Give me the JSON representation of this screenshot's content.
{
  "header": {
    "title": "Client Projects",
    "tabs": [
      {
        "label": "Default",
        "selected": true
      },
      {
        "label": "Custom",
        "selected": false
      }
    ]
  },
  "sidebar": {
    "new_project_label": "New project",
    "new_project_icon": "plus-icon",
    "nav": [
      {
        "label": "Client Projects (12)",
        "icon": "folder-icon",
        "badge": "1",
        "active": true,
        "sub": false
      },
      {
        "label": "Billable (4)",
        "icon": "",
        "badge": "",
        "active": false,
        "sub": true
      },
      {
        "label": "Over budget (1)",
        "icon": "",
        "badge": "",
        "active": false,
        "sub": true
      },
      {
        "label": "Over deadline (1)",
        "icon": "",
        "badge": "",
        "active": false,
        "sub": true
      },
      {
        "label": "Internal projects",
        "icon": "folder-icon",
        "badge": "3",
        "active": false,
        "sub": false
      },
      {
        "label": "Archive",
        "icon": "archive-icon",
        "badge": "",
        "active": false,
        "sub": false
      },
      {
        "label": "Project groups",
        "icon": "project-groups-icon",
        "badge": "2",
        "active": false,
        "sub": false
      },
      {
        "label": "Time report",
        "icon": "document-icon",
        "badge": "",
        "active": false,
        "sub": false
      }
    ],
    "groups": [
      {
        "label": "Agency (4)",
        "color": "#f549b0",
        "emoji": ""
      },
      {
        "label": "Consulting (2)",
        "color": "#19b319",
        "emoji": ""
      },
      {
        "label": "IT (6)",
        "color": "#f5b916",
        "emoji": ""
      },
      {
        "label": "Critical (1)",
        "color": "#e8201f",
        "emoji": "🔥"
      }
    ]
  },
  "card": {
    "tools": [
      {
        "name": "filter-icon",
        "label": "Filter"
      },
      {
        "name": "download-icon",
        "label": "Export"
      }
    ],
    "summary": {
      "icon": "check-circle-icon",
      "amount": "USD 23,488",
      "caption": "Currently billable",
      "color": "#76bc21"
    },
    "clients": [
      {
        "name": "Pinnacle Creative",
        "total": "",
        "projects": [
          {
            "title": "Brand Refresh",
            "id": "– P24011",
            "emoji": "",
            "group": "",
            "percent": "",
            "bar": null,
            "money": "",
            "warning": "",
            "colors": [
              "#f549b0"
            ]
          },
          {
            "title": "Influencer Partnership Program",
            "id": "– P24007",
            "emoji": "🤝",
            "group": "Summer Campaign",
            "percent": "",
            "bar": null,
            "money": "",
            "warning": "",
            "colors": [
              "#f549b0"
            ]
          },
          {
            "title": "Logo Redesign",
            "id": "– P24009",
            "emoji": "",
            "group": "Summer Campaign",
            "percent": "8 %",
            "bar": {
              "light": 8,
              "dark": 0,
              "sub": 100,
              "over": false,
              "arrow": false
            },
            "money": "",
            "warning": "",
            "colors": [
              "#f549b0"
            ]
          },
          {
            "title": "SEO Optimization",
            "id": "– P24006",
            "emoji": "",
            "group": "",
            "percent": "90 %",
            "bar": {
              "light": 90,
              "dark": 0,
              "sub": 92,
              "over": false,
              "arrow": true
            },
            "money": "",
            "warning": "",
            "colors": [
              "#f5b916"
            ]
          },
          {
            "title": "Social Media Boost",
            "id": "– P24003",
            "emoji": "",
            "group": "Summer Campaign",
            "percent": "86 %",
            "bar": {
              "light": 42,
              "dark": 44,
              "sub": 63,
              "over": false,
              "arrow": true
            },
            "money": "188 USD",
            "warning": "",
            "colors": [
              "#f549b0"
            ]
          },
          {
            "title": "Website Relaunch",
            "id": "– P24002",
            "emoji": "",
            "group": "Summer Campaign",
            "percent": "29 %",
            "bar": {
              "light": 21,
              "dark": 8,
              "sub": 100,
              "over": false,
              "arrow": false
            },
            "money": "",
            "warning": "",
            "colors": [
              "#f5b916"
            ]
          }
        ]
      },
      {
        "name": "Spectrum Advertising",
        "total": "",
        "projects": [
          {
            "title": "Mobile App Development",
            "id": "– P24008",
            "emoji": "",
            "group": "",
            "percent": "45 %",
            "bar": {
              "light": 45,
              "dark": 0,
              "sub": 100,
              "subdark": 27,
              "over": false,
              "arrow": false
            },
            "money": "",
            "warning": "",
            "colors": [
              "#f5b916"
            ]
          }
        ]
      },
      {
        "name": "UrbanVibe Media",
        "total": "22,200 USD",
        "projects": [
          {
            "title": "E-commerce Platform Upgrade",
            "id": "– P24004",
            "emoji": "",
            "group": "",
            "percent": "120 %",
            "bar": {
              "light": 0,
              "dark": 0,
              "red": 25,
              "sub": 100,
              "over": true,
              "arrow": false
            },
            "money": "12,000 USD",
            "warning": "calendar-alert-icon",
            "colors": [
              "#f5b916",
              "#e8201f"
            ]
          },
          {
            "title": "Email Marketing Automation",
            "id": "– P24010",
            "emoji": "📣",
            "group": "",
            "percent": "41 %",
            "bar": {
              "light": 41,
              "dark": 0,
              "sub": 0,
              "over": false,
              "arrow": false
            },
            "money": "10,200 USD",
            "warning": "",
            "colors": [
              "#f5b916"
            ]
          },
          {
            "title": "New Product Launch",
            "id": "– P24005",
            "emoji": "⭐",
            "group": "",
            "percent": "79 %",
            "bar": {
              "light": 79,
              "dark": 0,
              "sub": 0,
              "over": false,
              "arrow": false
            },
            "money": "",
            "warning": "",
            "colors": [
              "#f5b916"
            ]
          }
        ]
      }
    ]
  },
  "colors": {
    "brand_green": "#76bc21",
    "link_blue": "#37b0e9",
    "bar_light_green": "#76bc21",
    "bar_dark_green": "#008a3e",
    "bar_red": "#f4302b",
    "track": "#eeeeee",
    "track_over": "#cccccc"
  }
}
==============================
**Work to complete**
Every entry should be output exactly as written, please.

**Solution for this exercise**
Give me the JSON representation of this screenshot's content.
{
  "header": {
    "title": "Client Projects",
    "tabs": [
      {
        "label": "Default",
        "selected": true
      },
      {
        "label": "Custom",
        "selected": false
      }
    ]
  },
  "sidebar": {
    "new_project_label": "New project",
    "new_project_icon": "plus-icon",
    "nav": [
      {
        "label": "Client Projects (12)",
        "icon": "folder-icon",
        "badge": "1",
        "active": true,
        "sub": false
      },
      {
        "label": "Billable (4)",
        "icon": "",
        "badge": "",
        "active": false,
        "sub": true
      },
      {
        "label": "Over budget (1)",
        "icon": "",
        "badge": "",
        "active": false,
        "sub": true
      },
      {
        "label": "Over deadline (1)",
        "icon": "",
        "badge": "",
        "active": false,
        "sub": true
      },
      {
        "label": "Internal projects",
        "icon": "folder-icon",
        "badge": "3",
        "active": false,
        "sub": false
      },
      {
        "label": "Archive",
        "icon": "archive-icon",
        "badge": "",
        "active": false,
        "sub": false
      },
      {
        "label": "Project groups",
        "icon": "project-groups-icon",
        "badge": "2",
        "active": false,
        "sub": false
      },
      {
        "label": "Time report",
        "icon": "document-icon",
        "badge": "",
        "active": false,
        "sub": false
      }
    ],
    "groups": [
      {
        "label": "Agency (4)",
        "color": "#f549b0",
        "emoji": ""
      },
      {
        "label": "Consulting (2)",
        "color": "#19b319",
        "emoji": ""
      },
      {
        "label": "IT (6)",
        "color": "#f5b916",
        "emoji": ""
      },
      {
        "label": "Critical (1)",
        "color": "#e8201f",
        "emoji": "🔥"
      }
    ]
  },
  "card": {
    "tools": [
      {
        "name": "filter-icon",
        "label": "Filter"
      },
      {
        "name": "download-icon",
        "label": "Export"
      }
    ],
    "summary": {
      "icon": "check-circle-icon",
      "amount": "USD 23,488",
      "caption": "Currently billable",
      "color": "#76bc21"
    },
    "clients": [
      {
        "name": "Pinnacle Creative",
        "total": "",
        "projects": [
          {
            "title": "Brand Refresh",
            "id": "– P24011",
            "emoji": "",
            "group": "",
            "percent": "",
            "bar": null,
            "money": "",
            "warning": "",
            "colors": [
              "#f549b0"
            ]
          },
          {
            "title": "Influencer Partnership Program",
            "id": "– P24007",
            "emoji": "🤝",
            "group": "Summer Campaign",
            "percent": "",
            "bar": null,
            "money": "",
            "warning": "",
            "colors": [
              "#f549b0"
            ]
          },
          {
            "title": "Logo Redesign",
            "id": "– P24009",
            "emoji": "",
            "group": "Summer Campaign",
            "percent": "8 %",
            "bar": {
              "light": 8,
              "dark": 0,
              "sub": 100,
              "over": false,
              "arrow": false
            },
            "money": "",
            "warning": "",
            "colors": [
              "#f549b0"
            ]
          },
          {
            "title": "SEO Optimization",
            "id": "– P24006",
            "emoji": "",
            "group": "",
            "percent": "90 %",
            "bar": {
              "light": 90,
              "dark": 0,
              "sub": 92,
              "over": false,
              "arrow": true
            },
            "money": "",
            "warning": "",
            "colors": [
              "#f5b916"
            ]
          },
          {
            "title": "Social Media Boost",
            "id": "– P24003",
            "emoji": "",
            "group": "Summer Campaign",
            "percent": "86 %",
            "bar": {
              "light": 42,
              "dark": 44,
              "sub": 63,
              "over": false,
              "arrow": true
            },
            "money": "188 USD",
            "warning": "",
            "colors": [
              "#f549b0"
            ]
          },
          {
            "title": "Website Relaunch",
            "id": "– P24002",
            "emoji": "",
            "group": "Summer Campaign",
            "percent": "29 %",
            "bar": {
              "light": 21,
              "dark": 8,
              "sub": 100,
              "over": false,
              "arrow": false
            },
            "money": "",
            "warning": "",
            "colors": [
              "#f5b916"
            ]
          }
        ]
      },
      {
        "name": "Spectrum Advertising",
        "total": "",
        "projects": [
          {
            "title": "Mobile App Development",
            "id": "– P24008",
            "emoji": "",
            "group": "",
            "percent": "45 %",
            "bar": {
              "light": 45,
              "dark": 0,
              "sub": 100,
              "subdark": 27,
              "over": false,
              "arrow": false
            },
            "money": "",
            "warning": "",
            "colors": [
              "#f5b916"
            ]
          }
        ]
      },
      {
        "name": "UrbanVibe Media",
        "total": "22,200 USD",
        "projects": [
          {
            "title": "E-commerce Platform Upgrade",
            "id": "– P24004",
            "emoji": "",
            "group": "",
            "percent": "120 %",
            "bar": {
              "light": 0,
              "dark": 0,
              "red": 25,
              "sub": 100,
              "over": true,
              "arrow": false
            },
            "money": "12,000 USD",
            "warning": "calendar-alert-icon",
            "colors": [
              "#f5b916",
              "#e8201f"
            ]
          },
          {
            "title": "Email Marketing Automation",
            "id": "– P24010",
            "emoji": "📣",
            "group": "",
            "percent": "41 %",
            "bar": {
              "light": 41,
              "dark": 0,
              "sub": 0,
              "over": false,
              "arrow": false
            },
            "money": "10,200 USD",
            "warning": "",
            "colors": [
              "#f5b916"
            ]
          },
          {
            "title": "New Product Launch",
            "id": "– P24005",
            "emoji": "⭐",
            "group": "",
            "percent": "79 %",
            "bar": {
              "light": 79,
              "dark": 0,
              "sub": 0,
              "over": false,
              "arrow": false
            },
            "money": "",
            "warning": "",
            "colors": [
              "#f5b916"
            ]
          }
        ]
      }
    ]
  },
  "colors": {
    "brand_green": "#76bc21",
    "link_blue": "#37b0e9",
    "bar_light_green": "#76bc21",
    "bar_dark_green": "#008a3e",
    "bar_red": "#f4302b",
    "track": "#eeeeee",
    "track_over": "#cccccc"
  }
}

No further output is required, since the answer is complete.